◆ **Given task**
Below is a listing. Gather each line of it that contains "title".

◆ **Given records**
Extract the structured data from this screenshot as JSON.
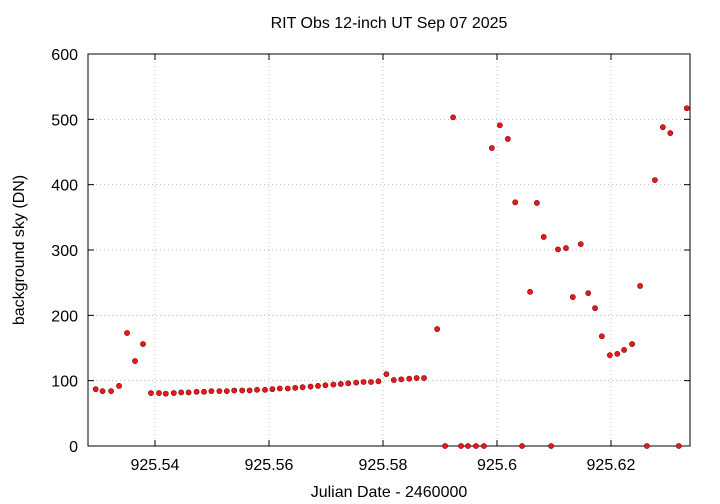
{
  "chart_data": {
    "type": "scatter",
    "title": "RIT Obs 12-inch UT Sep 07 2025",
    "x_label": "Julian Date - 2460000",
    "y_label": "background sky (DN)",
    "xlim": [
      925.52825,
      925.63386
    ],
    "ylim": [
      0,
      600
    ],
    "xticks": [
      925.54,
      925.56,
      925.58,
      925.6,
      925.62
    ],
    "yticks": [
      0,
      100,
      200,
      300,
      400,
      500,
      600
    ],
    "grid": true,
    "series": [
      {
        "color": "#e41a1c",
        "x": [
          925.5296,
          925.5308,
          925.5323,
          925.5337,
          925.5351,
          925.5365,
          925.5379,
          925.5393,
          925.5407,
          925.5419,
          925.5433,
          925.5446,
          925.5459,
          925.5473,
          925.5486,
          925.5499,
          925.5513,
          925.5526,
          925.5539,
          925.5553,
          925.5566,
          925.5579,
          925.5593,
          925.5606,
          925.5619,
          925.5633,
          925.5646,
          925.5659,
          925.5673,
          925.5686,
          925.5699,
          925.5713,
          925.5726,
          925.5739,
          925.5753,
          925.5766,
          925.5779,
          925.5792,
          925.5806,
          925.5819,
          925.5832,
          925.5846,
          925.5859,
          925.5872,
          925.5895,
          925.5909,
          925.5923,
          925.5937,
          925.5949,
          925.5963,
          925.5977,
          925.5991,
          925.6005,
          925.6019,
          925.6032,
          925.6044,
          925.6058,
          925.607,
          925.6082,
          925.6095,
          925.6107,
          925.6121,
          925.6133,
          925.6147,
          925.616,
          925.6172,
          925.6184,
          925.6198,
          925.6211,
          925.6223,
          925.6237,
          925.6251,
          925.6263,
          925.6277,
          925.6291,
          925.6304,
          925.6319,
          925.6333
        ],
        "values": [
          87,
          84,
          84,
          92,
          173,
          130,
          156,
          81,
          81,
          80,
          81,
          82,
          82,
          83,
          83,
          84,
          84,
          84,
          85,
          85,
          85,
          86,
          86,
          87,
          88,
          88,
          89,
          90,
          91,
          92,
          93,
          94,
          95,
          96,
          97,
          98,
          98,
          99,
          110,
          101,
          102,
          103,
          104,
          104,
          179,
          0,
          503,
          0,
          0,
          0,
          0,
          456,
          491,
          470,
          373,
          0,
          236,
          372,
          320,
          0,
          301,
          303,
          228,
          309,
          234,
          211,
          168,
          139,
          141,
          147,
          156,
          245,
          0,
          407,
          488,
          479,
          0,
          517
        ]
      }
    ]
  }
}
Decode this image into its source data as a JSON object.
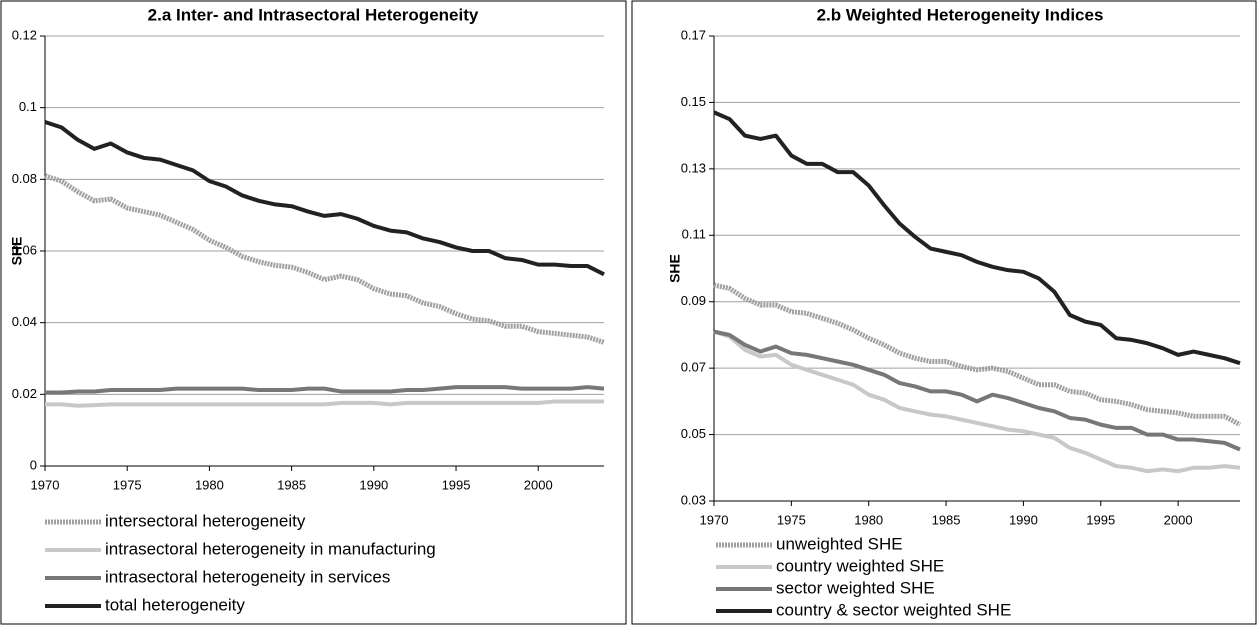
{
  "chart_data": [
    {
      "type": "line",
      "title": "2.a Inter- and Intrasectoral Heterogeneity",
      "y_label": "SHE",
      "x": [
        1970,
        1971,
        1972,
        1973,
        1974,
        1975,
        1976,
        1977,
        1978,
        1979,
        1980,
        1981,
        1982,
        1983,
        1984,
        1985,
        1986,
        1987,
        1988,
        1989,
        1990,
        1991,
        1992,
        1993,
        1994,
        1995,
        1996,
        1997,
        1998,
        1999,
        2000,
        2001,
        2002,
        2003,
        2004
      ],
      "xlim": [
        1970,
        2004
      ],
      "xticks": [
        1970,
        1975,
        1980,
        1985,
        1990,
        1995,
        2000
      ],
      "ylim": [
        0,
        0.12
      ],
      "yticks": [
        0,
        0.02,
        0.04,
        0.06,
        0.08,
        0.1,
        0.12
      ],
      "grid": true,
      "legend": "bottom",
      "series": [
        {
          "name": "intersectoral heterogeneity",
          "color": "#a0a0a0",
          "pattern": true,
          "values": [
            0.081,
            0.0795,
            0.0765,
            0.074,
            0.0745,
            0.072,
            0.071,
            0.07,
            0.068,
            0.066,
            0.063,
            0.061,
            0.0585,
            0.057,
            0.056,
            0.0555,
            0.054,
            0.052,
            0.053,
            0.052,
            0.0495,
            0.048,
            0.0475,
            0.0455,
            0.0445,
            0.0425,
            0.041,
            0.0405,
            0.039,
            0.039,
            0.0375,
            0.037,
            0.0365,
            0.036,
            0.0345
          ]
        },
        {
          "name": "intrasectoral heterogeneity in manufacturing",
          "color": "#c8c8c8",
          "values": [
            0.0172,
            0.0172,
            0.0168,
            0.017,
            0.0172,
            0.0172,
            0.0172,
            0.0172,
            0.0172,
            0.0172,
            0.0172,
            0.0172,
            0.0172,
            0.0172,
            0.0172,
            0.0172,
            0.0172,
            0.0172,
            0.0176,
            0.0176,
            0.0176,
            0.0172,
            0.0176,
            0.0176,
            0.0176,
            0.0176,
            0.0176,
            0.0176,
            0.0176,
            0.0176,
            0.0176,
            0.018,
            0.018,
            0.018,
            0.018
          ]
        },
        {
          "name": "intrasectoral heterogeneity in services",
          "color": "#777777",
          "values": [
            0.0205,
            0.0205,
            0.0208,
            0.0208,
            0.0212,
            0.0212,
            0.0212,
            0.0212,
            0.0216,
            0.0216,
            0.0216,
            0.0216,
            0.0216,
            0.0212,
            0.0212,
            0.0212,
            0.0216,
            0.0216,
            0.0208,
            0.0208,
            0.0208,
            0.0208,
            0.0212,
            0.0212,
            0.0216,
            0.022,
            0.022,
            0.022,
            0.022,
            0.0216,
            0.0216,
            0.0216,
            0.0216,
            0.022,
            0.0216
          ]
        },
        {
          "name": "total heterogeneity",
          "color": "#222222",
          "values": [
            0.096,
            0.0945,
            0.091,
            0.0885,
            0.09,
            0.0875,
            0.086,
            0.0855,
            0.084,
            0.0825,
            0.0795,
            0.078,
            0.0755,
            0.074,
            0.073,
            0.0725,
            0.071,
            0.0698,
            0.0703,
            0.069,
            0.067,
            0.0657,
            0.0652,
            0.0635,
            0.0625,
            0.061,
            0.06,
            0.06,
            0.058,
            0.0575,
            0.0562,
            0.0562,
            0.0558,
            0.0558,
            0.0535
          ]
        }
      ]
    },
    {
      "type": "line",
      "title": "2.b Weighted Heterogeneity Indices",
      "y_label": "SHE",
      "x": [
        1970,
        1971,
        1972,
        1973,
        1974,
        1975,
        1976,
        1977,
        1978,
        1979,
        1980,
        1981,
        1982,
        1983,
        1984,
        1985,
        1986,
        1987,
        1988,
        1989,
        1990,
        1991,
        1992,
        1993,
        1994,
        1995,
        1996,
        1997,
        1998,
        1999,
        2000,
        2001,
        2002,
        2003,
        2004
      ],
      "xlim": [
        1970,
        2004
      ],
      "xticks": [
        1970,
        1975,
        1980,
        1985,
        1990,
        1995,
        2000
      ],
      "ylim": [
        0.03,
        0.17
      ],
      "yticks": [
        0.03,
        0.05,
        0.07,
        0.09,
        0.11,
        0.13,
        0.15,
        0.17
      ],
      "grid": true,
      "legend": "bottom",
      "series": [
        {
          "name": "unweighted SHE",
          "color": "#a0a0a0",
          "pattern": true,
          "values": [
            0.095,
            0.094,
            0.091,
            0.089,
            0.089,
            0.087,
            0.0865,
            0.085,
            0.0835,
            0.0815,
            0.079,
            0.077,
            0.0745,
            0.073,
            0.072,
            0.072,
            0.0705,
            0.0695,
            0.07,
            0.069,
            0.067,
            0.065,
            0.065,
            0.063,
            0.0625,
            0.0605,
            0.06,
            0.059,
            0.0575,
            0.057,
            0.0565,
            0.0555,
            0.0555,
            0.0555,
            0.053
          ]
        },
        {
          "name": "country weighted SHE",
          "color": "#c8c8c8",
          "values": [
            0.081,
            0.0795,
            0.0755,
            0.0735,
            0.074,
            0.071,
            0.0695,
            0.068,
            0.0665,
            0.065,
            0.062,
            0.0605,
            0.058,
            0.057,
            0.056,
            0.0555,
            0.0545,
            0.0535,
            0.0525,
            0.0515,
            0.051,
            0.05,
            0.049,
            0.046,
            0.0445,
            0.0425,
            0.0405,
            0.04,
            0.039,
            0.0395,
            0.039,
            0.04,
            0.04,
            0.0405,
            0.04
          ]
        },
        {
          "name": "sector weighted SHE",
          "color": "#777777",
          "values": [
            0.081,
            0.08,
            0.077,
            0.075,
            0.0765,
            0.0745,
            0.074,
            0.073,
            0.072,
            0.071,
            0.0695,
            0.068,
            0.0655,
            0.0645,
            0.063,
            0.063,
            0.062,
            0.06,
            0.062,
            0.061,
            0.0595,
            0.058,
            0.057,
            0.055,
            0.0545,
            0.053,
            0.052,
            0.052,
            0.05,
            0.05,
            0.0485,
            0.0485,
            0.048,
            0.0475,
            0.0455
          ]
        },
        {
          "name": "country & sector weighted SHE",
          "color": "#222222",
          "values": [
            0.147,
            0.145,
            0.14,
            0.139,
            0.14,
            0.134,
            0.1315,
            0.1315,
            0.129,
            0.129,
            0.125,
            0.119,
            0.1135,
            0.1095,
            0.106,
            0.105,
            0.104,
            0.102,
            0.1005,
            0.0995,
            0.099,
            0.097,
            0.093,
            0.086,
            0.084,
            0.083,
            0.079,
            0.0785,
            0.0775,
            0.076,
            0.074,
            0.075,
            0.074,
            0.073,
            0.0715
          ]
        }
      ]
    }
  ]
}
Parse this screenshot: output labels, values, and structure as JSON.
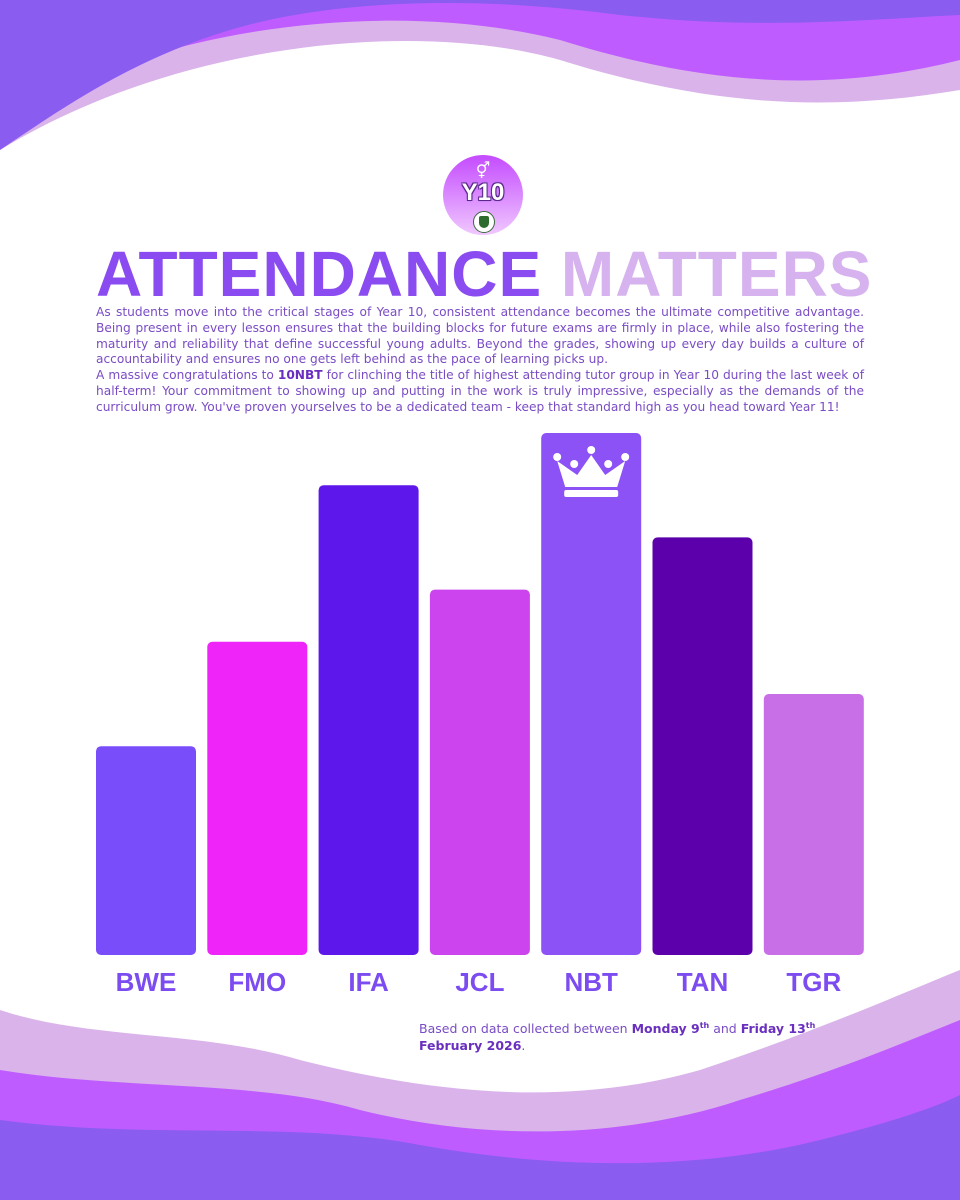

◆ **Correct response**
    "title": "RIT Obs 12-inch UT Sep 07 2025",
      "title": "2.a Inter- and Intrasectoral Heterogeneity",
      "title": "2.b Weighted Heterogeneity Indices",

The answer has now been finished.